▸ **TASK TO CARRY OUT**
Restate the full set of records exactly, without adding or dropping a word.

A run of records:
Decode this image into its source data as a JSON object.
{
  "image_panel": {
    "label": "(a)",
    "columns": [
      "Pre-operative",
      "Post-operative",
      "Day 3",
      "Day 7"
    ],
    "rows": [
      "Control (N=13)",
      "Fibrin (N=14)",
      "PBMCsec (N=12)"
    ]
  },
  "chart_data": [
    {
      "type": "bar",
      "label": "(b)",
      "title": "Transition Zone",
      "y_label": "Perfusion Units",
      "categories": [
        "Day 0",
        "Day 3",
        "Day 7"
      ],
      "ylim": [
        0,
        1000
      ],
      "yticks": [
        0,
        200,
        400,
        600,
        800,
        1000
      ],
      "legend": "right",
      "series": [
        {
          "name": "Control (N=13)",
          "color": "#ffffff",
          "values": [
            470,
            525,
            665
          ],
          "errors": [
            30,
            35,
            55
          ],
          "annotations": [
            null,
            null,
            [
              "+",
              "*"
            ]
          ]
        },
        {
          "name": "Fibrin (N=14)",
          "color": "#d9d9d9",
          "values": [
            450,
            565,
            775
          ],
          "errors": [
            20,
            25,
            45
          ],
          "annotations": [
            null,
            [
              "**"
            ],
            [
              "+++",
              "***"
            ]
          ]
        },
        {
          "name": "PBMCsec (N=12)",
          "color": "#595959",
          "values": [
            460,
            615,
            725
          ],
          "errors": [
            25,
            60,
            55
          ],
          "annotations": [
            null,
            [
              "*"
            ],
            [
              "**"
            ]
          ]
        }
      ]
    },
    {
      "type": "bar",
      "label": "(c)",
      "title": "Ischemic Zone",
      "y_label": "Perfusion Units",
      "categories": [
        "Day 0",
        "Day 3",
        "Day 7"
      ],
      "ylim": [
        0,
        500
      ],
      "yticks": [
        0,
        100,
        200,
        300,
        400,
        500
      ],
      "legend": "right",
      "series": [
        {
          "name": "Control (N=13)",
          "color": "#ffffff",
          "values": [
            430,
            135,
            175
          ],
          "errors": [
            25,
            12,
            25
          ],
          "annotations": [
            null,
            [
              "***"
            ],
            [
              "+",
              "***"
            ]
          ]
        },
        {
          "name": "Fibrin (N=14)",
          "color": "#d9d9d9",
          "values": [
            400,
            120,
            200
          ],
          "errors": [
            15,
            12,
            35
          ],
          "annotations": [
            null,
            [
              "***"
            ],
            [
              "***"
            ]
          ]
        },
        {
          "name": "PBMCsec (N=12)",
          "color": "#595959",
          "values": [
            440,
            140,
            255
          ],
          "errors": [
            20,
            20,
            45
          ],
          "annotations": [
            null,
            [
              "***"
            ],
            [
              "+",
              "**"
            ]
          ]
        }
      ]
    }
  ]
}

▸ **THE OUTPUT**
Decode this image into its source data as a JSON object.
{
  "image_panel": {
    "label": "(a)",
    "columns": [
      "Pre-operative",
      "Post-operative",
      "Day 3",
      "Day 7"
    ],
    "rows": [
      "Control (N=13)",
      "Fibrin (N=14)",
      "PBMCsec (N=12)"
    ]
  },
  "chart_data": [
    {
      "type": "bar",
      "label": "(b)",
      "title": "Transition Zone",
      "y_label": "Perfusion Units",
      "categories": [
        "Day 0",
        "Day 3",
        "Day 7"
      ],
      "ylim": [
        0,
        1000
      ],
      "yticks": [
        0,
        200,
        400,
        600,
        800,
        1000
      ],
      "legend": "right",
      "series": [
        {
          "name": "Control (N=13)",
          "color": "#ffffff",
          "values": [
            470,
            525,
            665
          ],
          "errors": [
            30,
            35,
            55
          ],
          "annotations": [
            null,
            null,
            [
              "+",
              "*"
            ]
          ]
        },
        {
          "name": "Fibrin (N=14)",
          "color": "#d9d9d9",
          "values": [
            450,
            565,
            775
          ],
          "errors": [
            20,
            25,
            45
          ],
          "annotations": [
            null,
            [
              "**"
            ],
            [
              "+++",
              "***"
            ]
          ]
        },
        {
          "name": "PBMCsec (N=12)",
          "color": "#595959",
          "values": [
            460,
            615,
            725
          ],
          "errors": [
            25,
            60,
            55
          ],
          "annotations": [
            null,
            [
              "*"
            ],
            [
              "**"
            ]
          ]
        }
      ]
    },
    {
      "type": "bar",
      "label": "(c)",
      "title": "Ischemic Zone",
      "y_label": "Perfusion Units",
      "categories": [
        "Day 0",
        "Day 3",
        "Day 7"
      ],
      "ylim": [
        0,
        500
      ],
      "yticks": [
        0,
        100,
        200,
        300,
        400,
        500
      ],
      "legend": "right",
      "series": [
        {
          "name": "Control (N=13)",
          "color": "#ffffff",
          "values": [
            430,
            135,
            175
          ],
          "errors": [
            25,
            12,
            25
          ],
          "annotations": [
            null,
            [
              "***"
            ],
            [
              "+",
              "***"
            ]
          ]
        },
        {
          "name": "Fibrin (N=14)",
          "color": "#d9d9d9",
          "values": [
            400,
            120,
            200
          ],
          "errors": [
            15,
            12,
            35
          ],
          "annotations": [
            null,
            [
              "***"
            ],
            [
              "***"
            ]
          ]
        },
        {
          "name": "PBMCsec (N=12)",
          "color": "#595959",
          "values": [
            440,
            140,
            255
          ],
          "errors": [
            20,
            20,
            45
          ],
          "annotations": [
            null,
            [
              "***"
            ],
            [
              "+",
              "**"
            ]
          ]
        }
      ]
    }
  ]
}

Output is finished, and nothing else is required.